» **Given exercise**: Copy out, from the entries below, each line holding the string "color".

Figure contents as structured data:
+ + + + + + +

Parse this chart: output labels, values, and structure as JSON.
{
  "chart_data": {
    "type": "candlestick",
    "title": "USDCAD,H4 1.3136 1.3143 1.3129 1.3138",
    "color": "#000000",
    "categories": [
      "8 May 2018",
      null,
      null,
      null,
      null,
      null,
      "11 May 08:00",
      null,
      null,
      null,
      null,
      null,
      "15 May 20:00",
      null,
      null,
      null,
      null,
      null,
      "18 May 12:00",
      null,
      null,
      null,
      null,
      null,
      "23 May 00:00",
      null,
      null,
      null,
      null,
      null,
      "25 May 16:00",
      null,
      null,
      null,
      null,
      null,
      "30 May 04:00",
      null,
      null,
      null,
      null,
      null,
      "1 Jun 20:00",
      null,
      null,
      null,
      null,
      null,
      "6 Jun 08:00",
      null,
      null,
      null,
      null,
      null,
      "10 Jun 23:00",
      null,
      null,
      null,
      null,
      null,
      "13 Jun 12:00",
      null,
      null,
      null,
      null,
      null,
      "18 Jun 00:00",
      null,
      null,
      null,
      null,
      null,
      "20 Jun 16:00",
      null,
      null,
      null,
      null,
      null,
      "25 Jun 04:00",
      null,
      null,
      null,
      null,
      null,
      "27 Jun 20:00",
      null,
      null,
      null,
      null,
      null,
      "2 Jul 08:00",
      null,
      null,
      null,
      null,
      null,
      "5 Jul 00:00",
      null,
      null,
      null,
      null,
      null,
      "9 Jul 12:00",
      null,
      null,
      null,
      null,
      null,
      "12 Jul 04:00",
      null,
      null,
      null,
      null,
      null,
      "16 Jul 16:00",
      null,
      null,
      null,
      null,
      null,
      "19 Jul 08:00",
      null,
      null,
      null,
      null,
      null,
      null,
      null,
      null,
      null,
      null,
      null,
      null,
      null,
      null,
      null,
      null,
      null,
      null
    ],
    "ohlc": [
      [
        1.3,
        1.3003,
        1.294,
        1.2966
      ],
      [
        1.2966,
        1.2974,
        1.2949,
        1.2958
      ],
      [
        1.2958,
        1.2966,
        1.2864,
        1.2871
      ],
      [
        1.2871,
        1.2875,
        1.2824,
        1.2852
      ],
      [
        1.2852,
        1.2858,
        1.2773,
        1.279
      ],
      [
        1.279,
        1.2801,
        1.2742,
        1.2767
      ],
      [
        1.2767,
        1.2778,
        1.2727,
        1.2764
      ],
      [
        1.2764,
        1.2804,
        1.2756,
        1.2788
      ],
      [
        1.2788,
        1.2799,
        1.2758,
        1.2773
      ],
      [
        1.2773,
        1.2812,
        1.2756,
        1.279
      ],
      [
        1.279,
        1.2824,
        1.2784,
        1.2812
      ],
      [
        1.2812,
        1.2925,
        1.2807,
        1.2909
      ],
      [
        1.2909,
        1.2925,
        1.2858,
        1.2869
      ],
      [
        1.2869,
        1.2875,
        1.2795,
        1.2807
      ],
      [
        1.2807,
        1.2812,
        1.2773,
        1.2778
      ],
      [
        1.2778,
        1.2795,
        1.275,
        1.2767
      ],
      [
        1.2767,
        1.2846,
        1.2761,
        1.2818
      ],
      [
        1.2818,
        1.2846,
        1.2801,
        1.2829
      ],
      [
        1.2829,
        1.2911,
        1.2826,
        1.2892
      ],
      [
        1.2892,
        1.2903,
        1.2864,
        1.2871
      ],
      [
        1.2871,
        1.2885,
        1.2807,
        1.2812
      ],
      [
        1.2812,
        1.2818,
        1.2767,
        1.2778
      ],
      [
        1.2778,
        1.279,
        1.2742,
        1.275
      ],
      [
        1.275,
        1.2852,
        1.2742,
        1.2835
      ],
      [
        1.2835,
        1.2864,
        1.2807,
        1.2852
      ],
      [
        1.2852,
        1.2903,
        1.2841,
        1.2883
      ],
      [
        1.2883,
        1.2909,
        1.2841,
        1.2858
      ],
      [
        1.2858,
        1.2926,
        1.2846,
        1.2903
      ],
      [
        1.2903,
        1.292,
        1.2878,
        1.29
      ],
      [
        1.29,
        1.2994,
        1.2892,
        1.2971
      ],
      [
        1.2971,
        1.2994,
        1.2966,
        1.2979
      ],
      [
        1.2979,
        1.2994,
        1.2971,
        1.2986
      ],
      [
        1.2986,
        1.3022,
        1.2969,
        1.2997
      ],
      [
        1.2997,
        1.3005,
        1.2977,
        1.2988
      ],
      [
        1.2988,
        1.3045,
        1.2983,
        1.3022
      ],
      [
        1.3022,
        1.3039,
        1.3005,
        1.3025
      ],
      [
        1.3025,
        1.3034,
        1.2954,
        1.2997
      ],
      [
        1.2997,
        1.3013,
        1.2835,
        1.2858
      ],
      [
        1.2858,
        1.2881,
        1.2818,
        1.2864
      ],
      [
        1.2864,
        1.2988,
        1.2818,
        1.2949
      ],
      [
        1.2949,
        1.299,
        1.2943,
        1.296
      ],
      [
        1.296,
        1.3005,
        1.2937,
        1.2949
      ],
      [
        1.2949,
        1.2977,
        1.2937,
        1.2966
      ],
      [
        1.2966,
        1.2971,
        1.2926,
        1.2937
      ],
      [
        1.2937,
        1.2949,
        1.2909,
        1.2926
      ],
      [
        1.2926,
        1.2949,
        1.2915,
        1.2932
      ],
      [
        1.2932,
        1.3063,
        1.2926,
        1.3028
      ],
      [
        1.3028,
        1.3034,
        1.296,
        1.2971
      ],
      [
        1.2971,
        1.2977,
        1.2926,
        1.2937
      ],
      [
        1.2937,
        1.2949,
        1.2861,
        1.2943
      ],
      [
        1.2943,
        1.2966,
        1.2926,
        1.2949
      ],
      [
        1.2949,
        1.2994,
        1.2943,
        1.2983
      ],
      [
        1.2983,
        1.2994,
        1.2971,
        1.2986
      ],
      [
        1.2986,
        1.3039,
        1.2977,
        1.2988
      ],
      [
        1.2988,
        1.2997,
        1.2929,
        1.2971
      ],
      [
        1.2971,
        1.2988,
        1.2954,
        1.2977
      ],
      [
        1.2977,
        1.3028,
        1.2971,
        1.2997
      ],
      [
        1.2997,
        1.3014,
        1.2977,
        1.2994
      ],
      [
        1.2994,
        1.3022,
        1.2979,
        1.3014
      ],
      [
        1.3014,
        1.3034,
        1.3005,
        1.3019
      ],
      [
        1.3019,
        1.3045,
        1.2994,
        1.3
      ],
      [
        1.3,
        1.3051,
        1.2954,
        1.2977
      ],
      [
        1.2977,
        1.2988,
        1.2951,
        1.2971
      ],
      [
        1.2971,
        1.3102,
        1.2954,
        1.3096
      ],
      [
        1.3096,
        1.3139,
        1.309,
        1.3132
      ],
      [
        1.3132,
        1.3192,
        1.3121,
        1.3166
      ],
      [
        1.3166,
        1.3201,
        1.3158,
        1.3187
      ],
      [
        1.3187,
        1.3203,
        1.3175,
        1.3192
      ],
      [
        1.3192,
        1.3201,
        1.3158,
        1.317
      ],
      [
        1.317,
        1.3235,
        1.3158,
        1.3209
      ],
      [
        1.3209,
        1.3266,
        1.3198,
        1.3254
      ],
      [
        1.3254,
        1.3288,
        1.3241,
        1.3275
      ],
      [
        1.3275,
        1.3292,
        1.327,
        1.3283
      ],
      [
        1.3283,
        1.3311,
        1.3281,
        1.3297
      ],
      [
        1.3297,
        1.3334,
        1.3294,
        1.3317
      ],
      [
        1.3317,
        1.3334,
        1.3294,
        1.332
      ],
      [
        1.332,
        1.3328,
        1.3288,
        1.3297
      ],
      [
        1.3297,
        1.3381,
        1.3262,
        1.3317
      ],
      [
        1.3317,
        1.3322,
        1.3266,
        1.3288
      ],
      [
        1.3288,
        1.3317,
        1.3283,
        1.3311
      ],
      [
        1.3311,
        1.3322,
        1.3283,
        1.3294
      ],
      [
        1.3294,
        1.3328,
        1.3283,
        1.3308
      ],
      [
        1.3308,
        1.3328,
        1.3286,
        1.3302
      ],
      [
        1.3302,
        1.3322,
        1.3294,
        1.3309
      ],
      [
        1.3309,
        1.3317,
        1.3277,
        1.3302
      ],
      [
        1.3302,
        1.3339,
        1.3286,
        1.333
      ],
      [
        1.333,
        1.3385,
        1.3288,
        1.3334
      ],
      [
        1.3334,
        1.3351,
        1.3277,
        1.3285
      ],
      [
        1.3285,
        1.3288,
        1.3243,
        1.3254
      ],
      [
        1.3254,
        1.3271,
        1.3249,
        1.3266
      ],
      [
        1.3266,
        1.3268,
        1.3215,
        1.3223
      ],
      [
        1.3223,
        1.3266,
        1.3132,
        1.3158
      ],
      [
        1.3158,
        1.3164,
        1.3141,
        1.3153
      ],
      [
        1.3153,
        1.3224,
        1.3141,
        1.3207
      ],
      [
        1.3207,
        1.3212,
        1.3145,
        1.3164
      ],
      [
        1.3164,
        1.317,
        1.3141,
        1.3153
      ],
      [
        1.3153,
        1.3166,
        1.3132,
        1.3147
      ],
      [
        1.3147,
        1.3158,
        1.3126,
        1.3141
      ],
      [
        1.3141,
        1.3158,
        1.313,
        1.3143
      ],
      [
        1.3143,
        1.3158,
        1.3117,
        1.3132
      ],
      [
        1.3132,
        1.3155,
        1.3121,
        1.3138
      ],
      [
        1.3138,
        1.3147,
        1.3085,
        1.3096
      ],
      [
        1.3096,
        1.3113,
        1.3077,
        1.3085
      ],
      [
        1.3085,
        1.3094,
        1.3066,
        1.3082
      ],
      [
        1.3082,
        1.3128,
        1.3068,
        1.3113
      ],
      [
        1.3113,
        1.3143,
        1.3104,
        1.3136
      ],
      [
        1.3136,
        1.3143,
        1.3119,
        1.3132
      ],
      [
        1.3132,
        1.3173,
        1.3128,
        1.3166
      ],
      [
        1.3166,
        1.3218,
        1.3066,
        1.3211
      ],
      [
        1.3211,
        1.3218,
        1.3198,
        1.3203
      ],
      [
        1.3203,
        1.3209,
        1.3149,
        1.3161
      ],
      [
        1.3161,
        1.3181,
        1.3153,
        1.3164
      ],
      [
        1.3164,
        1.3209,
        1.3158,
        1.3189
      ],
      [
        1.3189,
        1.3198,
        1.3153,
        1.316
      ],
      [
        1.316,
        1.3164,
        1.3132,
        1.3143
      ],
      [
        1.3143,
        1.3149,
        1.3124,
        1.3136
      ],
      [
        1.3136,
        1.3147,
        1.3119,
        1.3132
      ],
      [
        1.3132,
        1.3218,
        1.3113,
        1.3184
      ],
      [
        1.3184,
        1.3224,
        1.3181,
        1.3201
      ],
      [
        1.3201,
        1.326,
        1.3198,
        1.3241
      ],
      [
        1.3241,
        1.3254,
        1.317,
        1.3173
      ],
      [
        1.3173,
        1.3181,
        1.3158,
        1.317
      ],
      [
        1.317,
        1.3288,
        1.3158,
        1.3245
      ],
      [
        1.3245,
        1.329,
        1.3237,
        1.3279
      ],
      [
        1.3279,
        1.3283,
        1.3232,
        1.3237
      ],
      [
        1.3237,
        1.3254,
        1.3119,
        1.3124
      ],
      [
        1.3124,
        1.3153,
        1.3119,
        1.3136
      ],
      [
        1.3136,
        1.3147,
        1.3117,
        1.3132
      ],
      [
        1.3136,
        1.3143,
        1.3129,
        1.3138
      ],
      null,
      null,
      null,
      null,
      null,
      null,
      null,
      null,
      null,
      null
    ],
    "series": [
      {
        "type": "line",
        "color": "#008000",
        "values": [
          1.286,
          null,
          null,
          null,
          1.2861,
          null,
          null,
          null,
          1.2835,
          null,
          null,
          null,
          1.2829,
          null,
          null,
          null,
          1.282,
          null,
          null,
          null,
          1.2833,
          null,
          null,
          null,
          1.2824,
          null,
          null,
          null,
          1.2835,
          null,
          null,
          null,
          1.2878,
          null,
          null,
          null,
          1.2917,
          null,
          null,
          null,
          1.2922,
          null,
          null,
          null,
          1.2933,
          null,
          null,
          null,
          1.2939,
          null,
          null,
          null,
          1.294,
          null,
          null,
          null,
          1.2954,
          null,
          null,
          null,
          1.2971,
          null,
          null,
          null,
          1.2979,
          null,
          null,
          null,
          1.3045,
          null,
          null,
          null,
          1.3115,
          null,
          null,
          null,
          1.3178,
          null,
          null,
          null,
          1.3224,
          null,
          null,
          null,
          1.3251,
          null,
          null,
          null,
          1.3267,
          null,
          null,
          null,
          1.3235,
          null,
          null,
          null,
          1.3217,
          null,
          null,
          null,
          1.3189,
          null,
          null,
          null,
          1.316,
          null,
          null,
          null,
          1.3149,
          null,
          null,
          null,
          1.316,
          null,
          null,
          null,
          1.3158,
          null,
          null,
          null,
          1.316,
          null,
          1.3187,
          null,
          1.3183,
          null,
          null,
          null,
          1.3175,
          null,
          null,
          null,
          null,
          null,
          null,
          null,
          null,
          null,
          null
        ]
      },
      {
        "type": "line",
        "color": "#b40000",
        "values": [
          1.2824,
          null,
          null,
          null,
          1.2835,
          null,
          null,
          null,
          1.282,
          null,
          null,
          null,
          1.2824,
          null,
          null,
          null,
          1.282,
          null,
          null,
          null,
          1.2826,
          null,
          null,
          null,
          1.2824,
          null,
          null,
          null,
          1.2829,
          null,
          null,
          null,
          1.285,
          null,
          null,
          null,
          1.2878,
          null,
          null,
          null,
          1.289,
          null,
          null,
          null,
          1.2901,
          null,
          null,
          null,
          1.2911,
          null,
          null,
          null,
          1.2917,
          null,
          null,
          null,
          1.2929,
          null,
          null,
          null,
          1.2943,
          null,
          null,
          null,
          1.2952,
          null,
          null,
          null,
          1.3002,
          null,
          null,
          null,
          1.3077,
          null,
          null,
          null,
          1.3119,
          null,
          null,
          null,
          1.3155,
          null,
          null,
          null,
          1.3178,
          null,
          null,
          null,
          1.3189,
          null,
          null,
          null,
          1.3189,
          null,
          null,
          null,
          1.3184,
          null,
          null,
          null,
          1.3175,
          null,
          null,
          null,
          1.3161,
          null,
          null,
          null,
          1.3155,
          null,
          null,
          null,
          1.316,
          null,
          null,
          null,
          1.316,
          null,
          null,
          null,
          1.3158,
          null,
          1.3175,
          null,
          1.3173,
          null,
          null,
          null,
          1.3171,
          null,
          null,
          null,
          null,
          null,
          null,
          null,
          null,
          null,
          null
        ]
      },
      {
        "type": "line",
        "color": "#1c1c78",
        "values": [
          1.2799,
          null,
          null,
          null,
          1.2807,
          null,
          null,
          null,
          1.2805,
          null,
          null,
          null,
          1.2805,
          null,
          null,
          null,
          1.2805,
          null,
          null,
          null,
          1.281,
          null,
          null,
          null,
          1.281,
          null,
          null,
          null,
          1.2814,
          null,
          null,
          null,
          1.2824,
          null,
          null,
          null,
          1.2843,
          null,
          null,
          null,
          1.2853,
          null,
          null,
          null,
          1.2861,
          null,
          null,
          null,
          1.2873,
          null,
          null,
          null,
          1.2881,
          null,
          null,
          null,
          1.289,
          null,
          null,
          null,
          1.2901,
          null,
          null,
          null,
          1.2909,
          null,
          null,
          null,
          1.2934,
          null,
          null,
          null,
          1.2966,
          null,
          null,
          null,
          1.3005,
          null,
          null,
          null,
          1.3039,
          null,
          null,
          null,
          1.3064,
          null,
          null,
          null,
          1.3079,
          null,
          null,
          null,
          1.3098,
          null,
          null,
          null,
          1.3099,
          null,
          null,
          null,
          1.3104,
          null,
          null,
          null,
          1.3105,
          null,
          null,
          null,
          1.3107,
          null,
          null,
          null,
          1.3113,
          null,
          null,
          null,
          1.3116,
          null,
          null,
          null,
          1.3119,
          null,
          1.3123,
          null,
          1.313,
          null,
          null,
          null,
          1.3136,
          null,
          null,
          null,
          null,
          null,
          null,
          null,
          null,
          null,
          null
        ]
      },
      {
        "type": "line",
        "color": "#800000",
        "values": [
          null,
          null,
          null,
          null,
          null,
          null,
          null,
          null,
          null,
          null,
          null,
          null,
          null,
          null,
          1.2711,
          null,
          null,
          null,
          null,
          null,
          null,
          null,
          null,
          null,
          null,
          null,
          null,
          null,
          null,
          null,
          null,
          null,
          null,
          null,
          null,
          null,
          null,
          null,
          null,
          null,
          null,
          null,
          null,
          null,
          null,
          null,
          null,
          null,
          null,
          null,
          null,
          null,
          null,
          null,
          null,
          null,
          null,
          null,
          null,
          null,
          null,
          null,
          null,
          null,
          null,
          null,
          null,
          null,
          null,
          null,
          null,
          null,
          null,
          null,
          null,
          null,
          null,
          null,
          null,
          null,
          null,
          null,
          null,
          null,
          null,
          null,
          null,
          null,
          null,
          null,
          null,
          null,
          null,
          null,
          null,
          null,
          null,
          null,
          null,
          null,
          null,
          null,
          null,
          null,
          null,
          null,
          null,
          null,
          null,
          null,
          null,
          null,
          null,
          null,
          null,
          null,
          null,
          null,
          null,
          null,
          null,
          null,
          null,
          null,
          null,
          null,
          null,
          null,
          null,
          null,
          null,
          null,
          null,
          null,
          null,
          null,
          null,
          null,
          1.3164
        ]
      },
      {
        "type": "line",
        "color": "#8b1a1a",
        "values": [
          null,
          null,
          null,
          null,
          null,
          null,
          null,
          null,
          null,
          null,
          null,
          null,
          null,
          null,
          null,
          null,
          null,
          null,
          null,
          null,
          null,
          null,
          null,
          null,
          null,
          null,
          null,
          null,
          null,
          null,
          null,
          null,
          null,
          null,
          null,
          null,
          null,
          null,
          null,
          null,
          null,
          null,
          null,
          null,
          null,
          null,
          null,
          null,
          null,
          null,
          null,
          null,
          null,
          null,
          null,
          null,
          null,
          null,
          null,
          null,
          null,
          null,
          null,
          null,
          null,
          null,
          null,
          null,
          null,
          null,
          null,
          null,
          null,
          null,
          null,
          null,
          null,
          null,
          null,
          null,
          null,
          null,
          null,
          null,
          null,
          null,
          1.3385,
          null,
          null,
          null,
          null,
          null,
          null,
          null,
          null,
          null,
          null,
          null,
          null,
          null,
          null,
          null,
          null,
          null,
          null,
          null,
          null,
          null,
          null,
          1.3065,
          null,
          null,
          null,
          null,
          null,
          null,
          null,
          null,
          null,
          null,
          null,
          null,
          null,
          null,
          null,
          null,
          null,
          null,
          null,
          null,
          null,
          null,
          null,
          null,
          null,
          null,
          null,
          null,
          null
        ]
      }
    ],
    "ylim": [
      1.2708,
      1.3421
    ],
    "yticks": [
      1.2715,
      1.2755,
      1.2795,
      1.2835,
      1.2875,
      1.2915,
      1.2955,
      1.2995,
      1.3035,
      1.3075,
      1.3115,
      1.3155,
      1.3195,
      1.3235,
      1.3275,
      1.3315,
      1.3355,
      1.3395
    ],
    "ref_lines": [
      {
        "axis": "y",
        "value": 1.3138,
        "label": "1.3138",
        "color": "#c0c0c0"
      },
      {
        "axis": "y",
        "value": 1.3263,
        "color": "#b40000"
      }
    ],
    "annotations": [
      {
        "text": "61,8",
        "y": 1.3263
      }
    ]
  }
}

+ + + + + + +

» **Answer to this task**:
    "color": "#000000",
        "color": "#008000",
        "color": "#b40000",
        "color": "#1c1c78",
        "color": "#800000",
        "color": "#8b1a1a",
        "color": "#c0c0c0"
        "color": "#b40000"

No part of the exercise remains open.